To be done = Keep only the lines of the data below that contain "Configuration", and copy them.

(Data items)

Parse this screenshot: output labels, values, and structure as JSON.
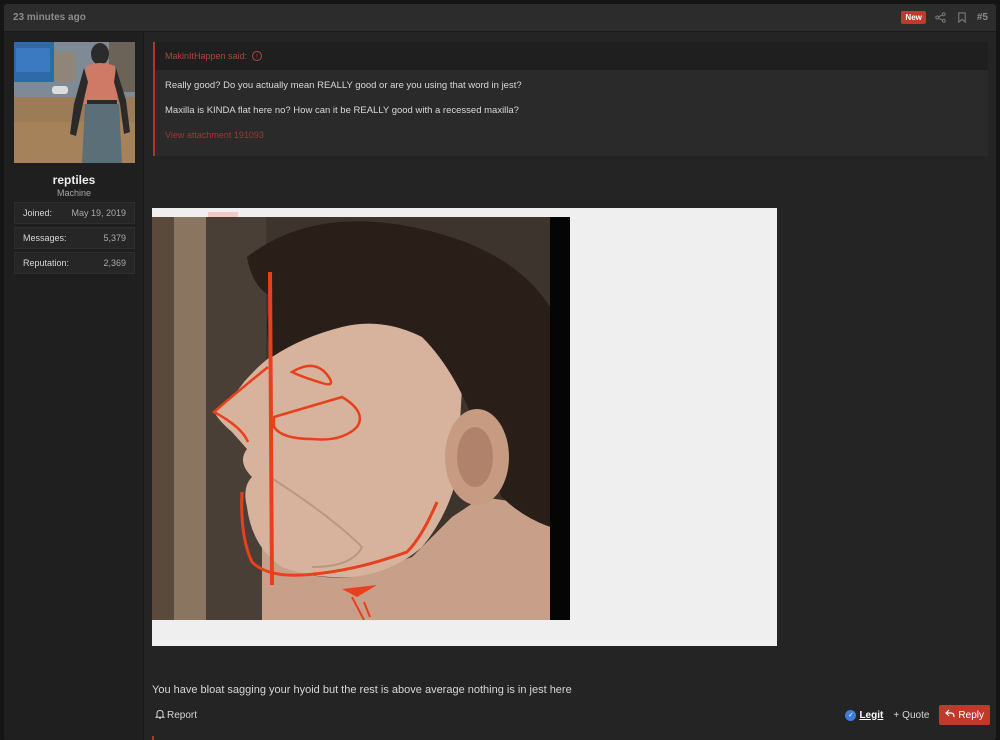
{
  "post": {
    "time": "23 minutes ago",
    "badge": "New",
    "number": "#5",
    "icons": [
      "share-icon",
      "bookmark-icon"
    ]
  },
  "user": {
    "name": "reptiles",
    "title": "Machine",
    "stats": [
      {
        "label": "Joined:",
        "value": "May 19, 2019"
      },
      {
        "label": "Messages:",
        "value": "5,379"
      },
      {
        "label": "Reputation:",
        "value": "2,369"
      }
    ]
  },
  "quote": {
    "author": "MakinItHappen said:",
    "lines": [
      "Really good? Do you actually mean REALLY good or are you using that word in jest?",
      "Maxilla is KINDA flat here no? How can it be REALLY good with a recessed maxilla?"
    ],
    "link": "View attachment 191093"
  },
  "body_text": "You have bloat sagging your hyoid but the rest is above average nothing is in jest here",
  "actions": {
    "report": "Report",
    "legit": "Legit",
    "quote": "Quote",
    "reply": "Reply"
  },
  "colors": {
    "accent": "#c0392b",
    "background": "#242424",
    "sidebar": "#1f1f1f",
    "annotation": "#e8401c"
  }
}
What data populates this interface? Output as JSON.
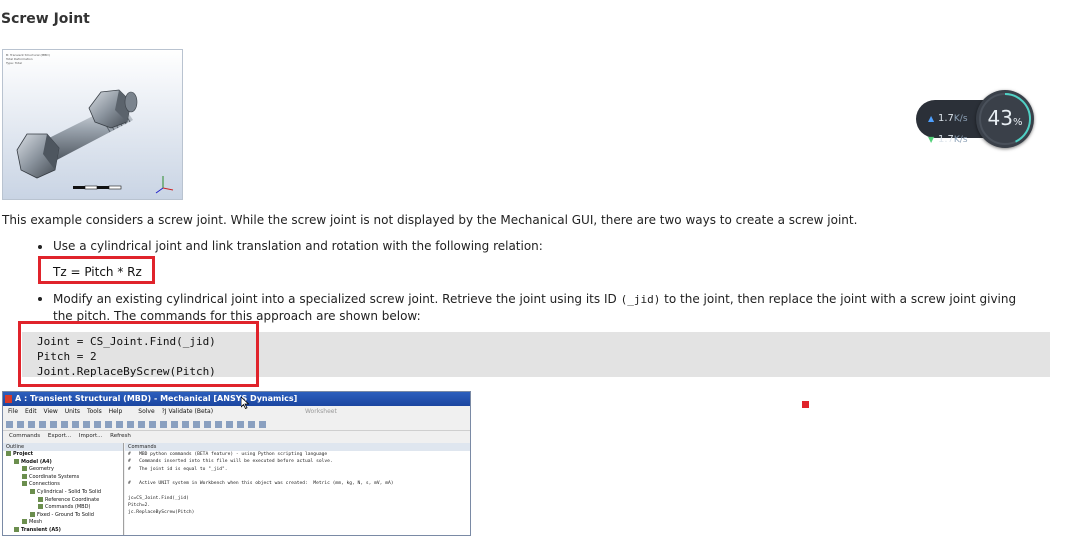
{
  "page": {
    "title": "Screw Joint",
    "intro": "This example considers a screw joint. While the screw joint is not displayed by the Mechanical GUI, there are two ways to create a screw joint.",
    "bullet1": "Use a cylindrical joint and link translation and rotation with the following relation:",
    "formula": "Tz = Pitch * Rz",
    "bullet2_before": "Modify an existing cylindrical joint into a specialized screw joint. Retrieve the joint using its ID",
    "bullet2_code": "(_jid)",
    "bullet2_after": "to the joint, then replace the joint with a screw joint giving the pitch. The commands for this approach are shown below:",
    "code": "Joint = CS_Joint.Find(_jid)\nPitch = 2\nJoint.ReplaceByScrew(Pitch)"
  },
  "figure": {
    "header_line1": "B: Transient Structural (MBD)",
    "header_line2": "Total Deformation",
    "header_line3": "Type: Total"
  },
  "network_widget": {
    "upload": "1.7",
    "download": "1.7",
    "unit": "K/s",
    "percent": "43",
    "percent_sign": "%",
    "percent_value": 43
  },
  "mechanical": {
    "title": "A : Transient Structural (MBD) - Mechanical [ANSYS Dynamics]",
    "menu": [
      "File",
      "Edit",
      "View",
      "Units",
      "Tools",
      "Help"
    ],
    "solve_label": "Solve",
    "validate_label": "?J Validate (Beta)",
    "worksheet_label": "Worksheet",
    "cmd_bar": [
      "Commands",
      "Export...",
      "Import...",
      "Refresh"
    ],
    "outline_header": "Outline",
    "commands_header": "Commands",
    "tree": [
      {
        "label": "Project",
        "indent": 0
      },
      {
        "label": "Model (A4)",
        "indent": 1
      },
      {
        "label": "Geometry",
        "indent": 2
      },
      {
        "label": "Coordinate Systems",
        "indent": 2
      },
      {
        "label": "Connections",
        "indent": 2
      },
      {
        "label": "Cylindrical - Solid To Solid",
        "indent": 3
      },
      {
        "label": "Reference Coordinate",
        "indent": 4
      },
      {
        "label": "Commands (MBD)",
        "indent": 4
      },
      {
        "label": "Fixed - Ground To Solid",
        "indent": 3
      },
      {
        "label": "Mesh",
        "indent": 2
      },
      {
        "label": "Transient (A5)",
        "indent": 1
      }
    ],
    "commands_text": "#   MBD python commands (BETA feature) - using Python scripting language\n#   Commands inserted into this file will be executed before actual solve.\n#   The joint id is equal to \"_jid\".\n\n#   Active UNIT system in Workbench when this object was created:  Metric (mm, kg, N, s, mV, mA)\n\njc=CS_Joint.Find(_jid)\nPitch=2.\njc.ReplaceByScrew(Pitch)"
  },
  "colors": {
    "highlight_red": "#e0232b",
    "code_bg": "#e3e3e3",
    "widget_dark": "#2b3038",
    "gauge_arc": "#4fd1c5"
  }
}
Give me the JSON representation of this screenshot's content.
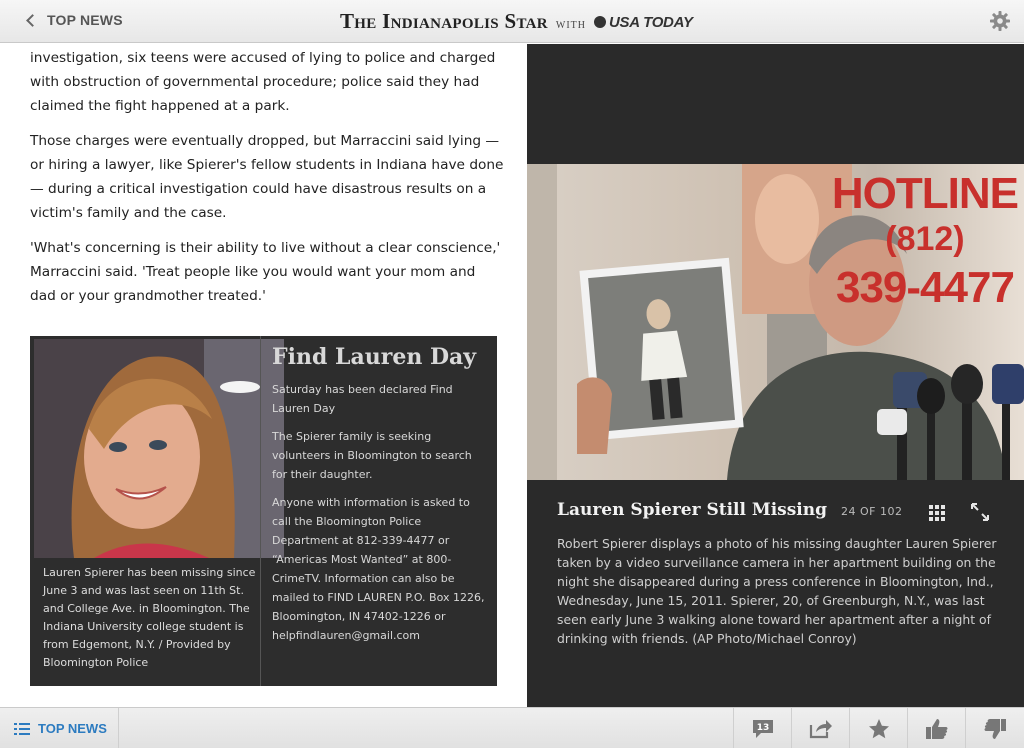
{
  "header": {
    "back_label": "TOP NEWS",
    "paper_name": "The Indianapolis Star",
    "with_label": "WITH",
    "partner_name": "USA TODAY"
  },
  "article": {
    "paragraphs": [
      "investigation, six teens were accused of lying to police and charged with obstruction of governmental procedure; police said they had claimed the fight happened at a park.",
      "Those charges were eventually dropped, but Marraccini said lying — or hiring a lawyer, like Spierer's fellow students in Indiana have done — during a critical investigation could have disastrous results on a victim's family and the case.",
      "'What's concerning is their ability to live without a clear conscience,' Marraccini said. 'Treat people like you would want your mom and dad or your grandmother treated.'"
    ]
  },
  "infobox": {
    "title": "Find Lauren Day",
    "photo_caption": "Lauren Spierer has been missing since June 3 and was last seen on 11th St. and College Ave. in Bloomington. The Indiana University college student is from Edgemont, N.Y. / Provided by Bloomington Police",
    "paragraphs": [
      "Saturday has been declared Find Lauren Day",
      "The Spierer family is seeking volunteers in Bloomington to search for their daughter.",
      "Anyone with information is asked to call the Bloomington Police Department at 812-339-4477 or “Americas Most Wanted” at 800-CrimeTV. Information can also be mailed to FIND LAUREN P.O. Box 1226, Bloomington, IN 47402-1226 or helpfindlauren@gmail.com"
    ]
  },
  "gallery": {
    "sign_lines": [
      "HOTLINE",
      "(812)",
      "339-4477"
    ],
    "title": "Lauren Spierer Still Missing",
    "counter": "24 OF 102",
    "caption": "Robert Spierer displays a photo of his missing daughter Lauren Spierer taken by a video surveillance camera in her apartment building on the night she disappeared during a press conference in Bloomington, Ind., Wednesday, June 15, 2011. Spierer, 20, of Greenburgh, N.Y., was last seen early June 3 walking alone toward her apartment after a night of drinking with friends. (AP Photo/Michael Conroy)"
  },
  "bottombar": {
    "topnews_label": "TOP NEWS",
    "comment_count": "13"
  },
  "colors": {
    "accent": "#2c7bc0",
    "panel": "#2a2a2a",
    "sign_red": "#c8302c"
  }
}
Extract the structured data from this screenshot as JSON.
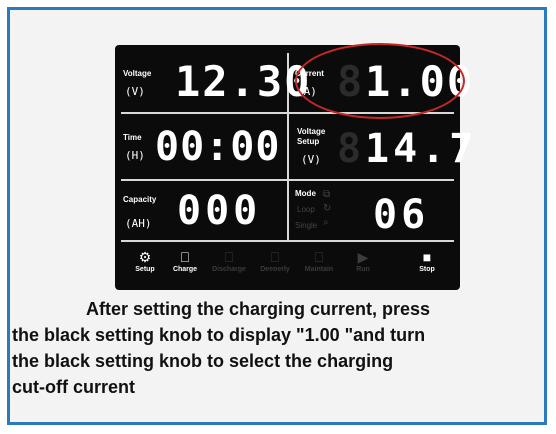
{
  "lcd": {
    "voltage": {
      "label": "Voltage",
      "unit": "(V)",
      "value": "12.30"
    },
    "current": {
      "label": "Current",
      "unit": "(A)",
      "value": "1.00"
    },
    "time": {
      "label": "Time",
      "unit": "(H)",
      "value": "00:00"
    },
    "voltage_setup": {
      "label_line1": "Voltage",
      "label_line2": "Setup",
      "unit": "(V)",
      "value": "14.7"
    },
    "capacity": {
      "label": "Capacity",
      "unit": "(AH)",
      "value": "000"
    },
    "mode": {
      "label": "Mode",
      "option1": "Loop",
      "option2": "Single",
      "value": "06"
    },
    "buttons": [
      {
        "label": "Setup",
        "icon": "gear-icon",
        "glyph": "⚙",
        "active": true
      },
      {
        "label": "Charge",
        "icon": "battery-charge-icon",
        "glyph": "⎕",
        "active": true
      },
      {
        "label": "Discharge",
        "icon": "battery-discharge-icon",
        "glyph": "⎕",
        "active": false
      },
      {
        "label": "Deeoerly",
        "icon": "battery-maintain-icon",
        "glyph": "⎕",
        "active": false
      },
      {
        "label": "Maintain",
        "icon": "battery-detect-icon",
        "glyph": "⎕",
        "active": false
      },
      {
        "label": "Run",
        "icon": "play-icon",
        "glyph": "▶",
        "active": false
      },
      {
        "label": "Stop",
        "icon": "stop-icon",
        "glyph": "■",
        "active": true
      }
    ]
  },
  "highlight_color": "#c62828",
  "border_color": "#2a7bbd",
  "caption": {
    "line1": "After setting the charging current, press",
    "line2": "the black setting knob to display \"1.00 \"and turn",
    "line3": "the black setting knob to select the charging",
    "line4": "cut-off current"
  }
}
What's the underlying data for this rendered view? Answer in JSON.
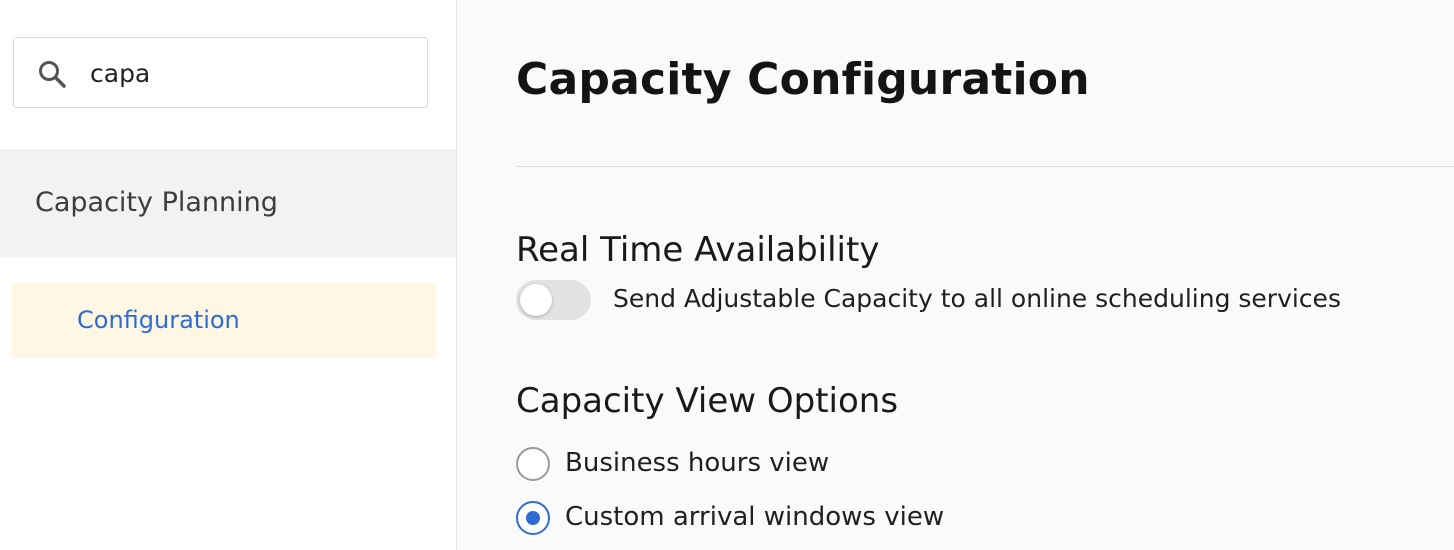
{
  "sidebar": {
    "search": {
      "value": "capa",
      "placeholder": "",
      "icon": "search-icon"
    },
    "group": {
      "label": "Capacity Planning"
    },
    "items": [
      {
        "label": "Configuration",
        "selected": true
      }
    ]
  },
  "main": {
    "title": "Capacity Configuration",
    "real_time": {
      "heading": "Real Time Availability",
      "toggle_label": "Send Adjustable Capacity to all online scheduling services",
      "toggle_on": false
    },
    "view_options": {
      "heading": "Capacity View Options",
      "options": [
        {
          "label": "Business hours view",
          "checked": false
        },
        {
          "label": "Custom arrival windows view",
          "checked": true
        }
      ]
    }
  },
  "colors": {
    "accent": "#2f6bd4",
    "selected_item_bg": "#fdf7e3",
    "group_bg": "#f2f2f2"
  }
}
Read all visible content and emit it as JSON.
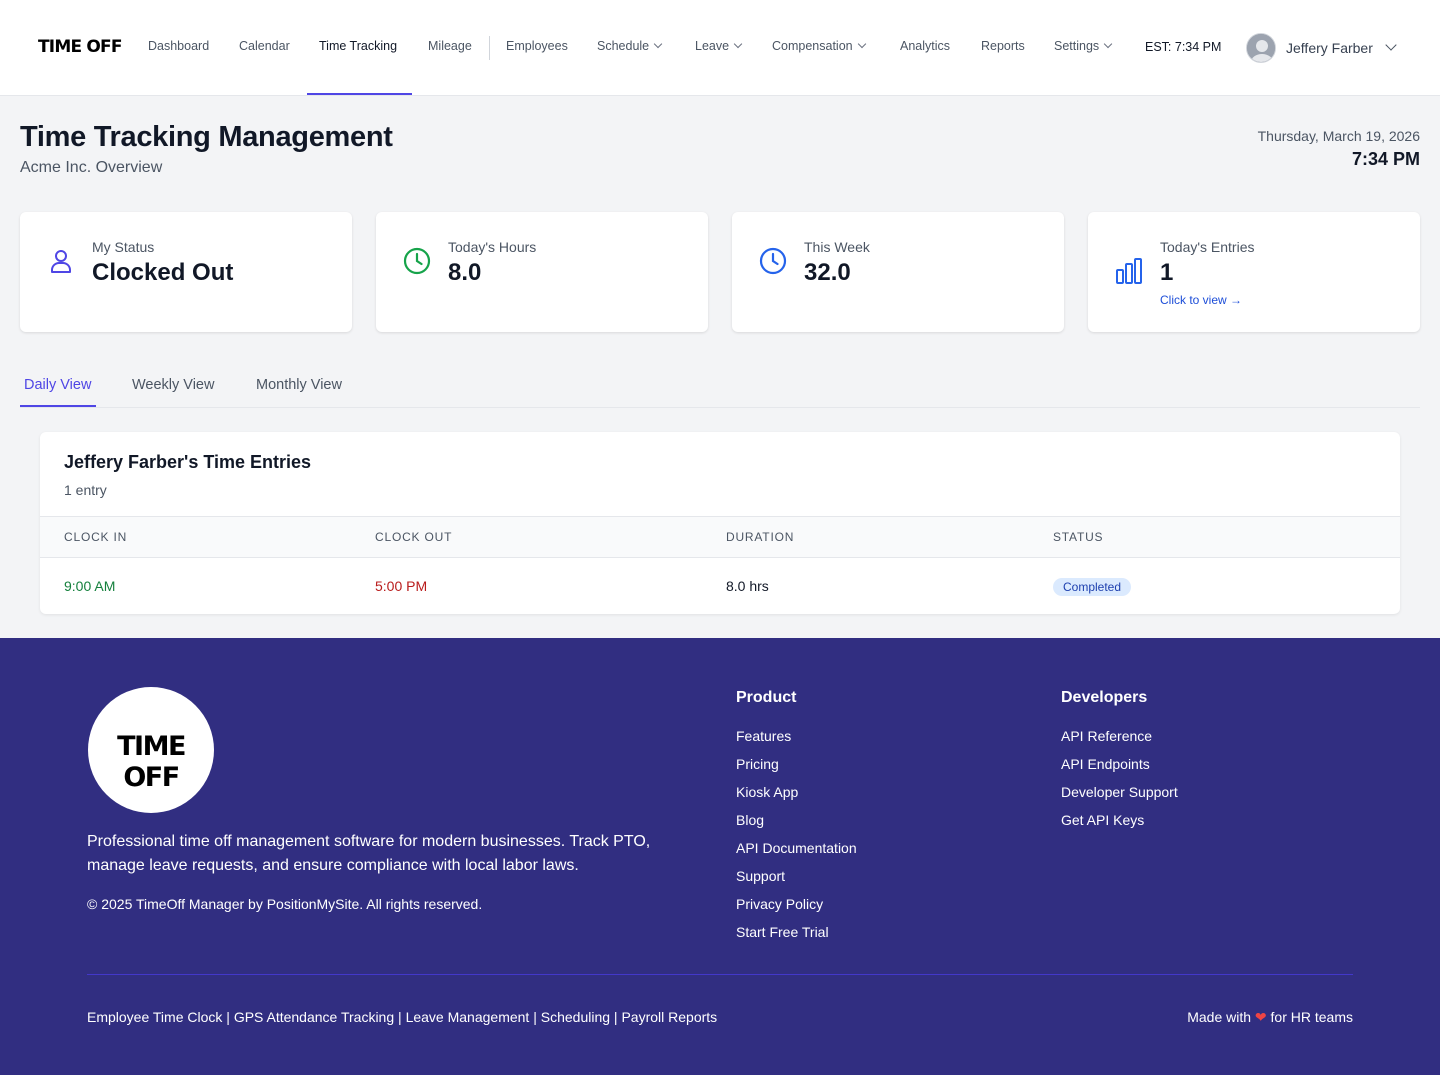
{
  "app": {
    "logo": "TIME OFF"
  },
  "nav": {
    "items": [
      {
        "label": "Dashboard"
      },
      {
        "label": "Calendar"
      },
      {
        "label": "Time Tracking"
      },
      {
        "label": "Mileage"
      },
      {
        "label": "Employees"
      },
      {
        "label": "Schedule"
      },
      {
        "label": "Leave"
      },
      {
        "label": "Compensation"
      },
      {
        "label": "Analytics"
      },
      {
        "label": "Reports"
      },
      {
        "label": "Settings"
      }
    ],
    "active": "Time Tracking",
    "clock": "EST: 7:34 PM",
    "user_name": "Jeffery Farber"
  },
  "page": {
    "title": "Time Tracking Management",
    "subtitle": "Acme Inc. Overview",
    "date": "Thursday, March 19, 2026",
    "time": "7:34 PM"
  },
  "stats": [
    {
      "label": "My Status",
      "value": "Clocked Out",
      "icon": "user-icon"
    },
    {
      "label": "Today's Hours",
      "value": "8.0",
      "icon": "clock-icon"
    },
    {
      "label": "This Week",
      "value": "32.0",
      "icon": "clock-icon"
    },
    {
      "label": "Today's Entries",
      "value": "1",
      "icon": "bar-chart-icon",
      "link": "Click to view →"
    }
  ],
  "tabs": [
    {
      "label": "Daily View"
    },
    {
      "label": "Weekly View"
    },
    {
      "label": "Monthly View"
    }
  ],
  "entries": {
    "title": "Jeffery Farber's Time Entries",
    "count": "1 entry",
    "columns": [
      "CLOCK IN",
      "CLOCK OUT",
      "DURATION",
      "STATUS"
    ],
    "rows": [
      {
        "clock_in": "9:00 AM",
        "clock_out": "5:00 PM",
        "duration": "8.0 hrs",
        "status": "Completed"
      }
    ]
  },
  "footer": {
    "logo": "TIME OFF",
    "description": "Professional time off management software for modern businesses. Track PTO, manage leave requests, and ensure compliance with local labor laws.",
    "copyright": "© 2025 TimeOff Manager by PositionMySite. All rights reserved.",
    "product_title": "Product",
    "product_links": [
      "Features",
      "Pricing",
      "Kiosk App",
      "Blog",
      "API Documentation",
      "Support",
      "Privacy Policy",
      "Start Free Trial"
    ],
    "developers_title": "Developers",
    "developer_links": [
      "API Reference",
      "API Endpoints",
      "Developer Support",
      "Get API Keys"
    ],
    "bottom_links": [
      "Employee Time Clock",
      "GPS Attendance Tracking",
      "Leave Management",
      "Scheduling",
      "Payroll Reports"
    ],
    "made_with_prefix": "Made with",
    "made_with_suffix": "for HR teams"
  },
  "colors": {
    "accent": "#4f46e5",
    "footer_bg": "#312e81",
    "clock_in": "#15803d",
    "clock_out": "#b91c1c",
    "badge_bg": "#dbeafe"
  }
}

The solution =
        "label": "Configuration",
    "title": "Capacity Configuration",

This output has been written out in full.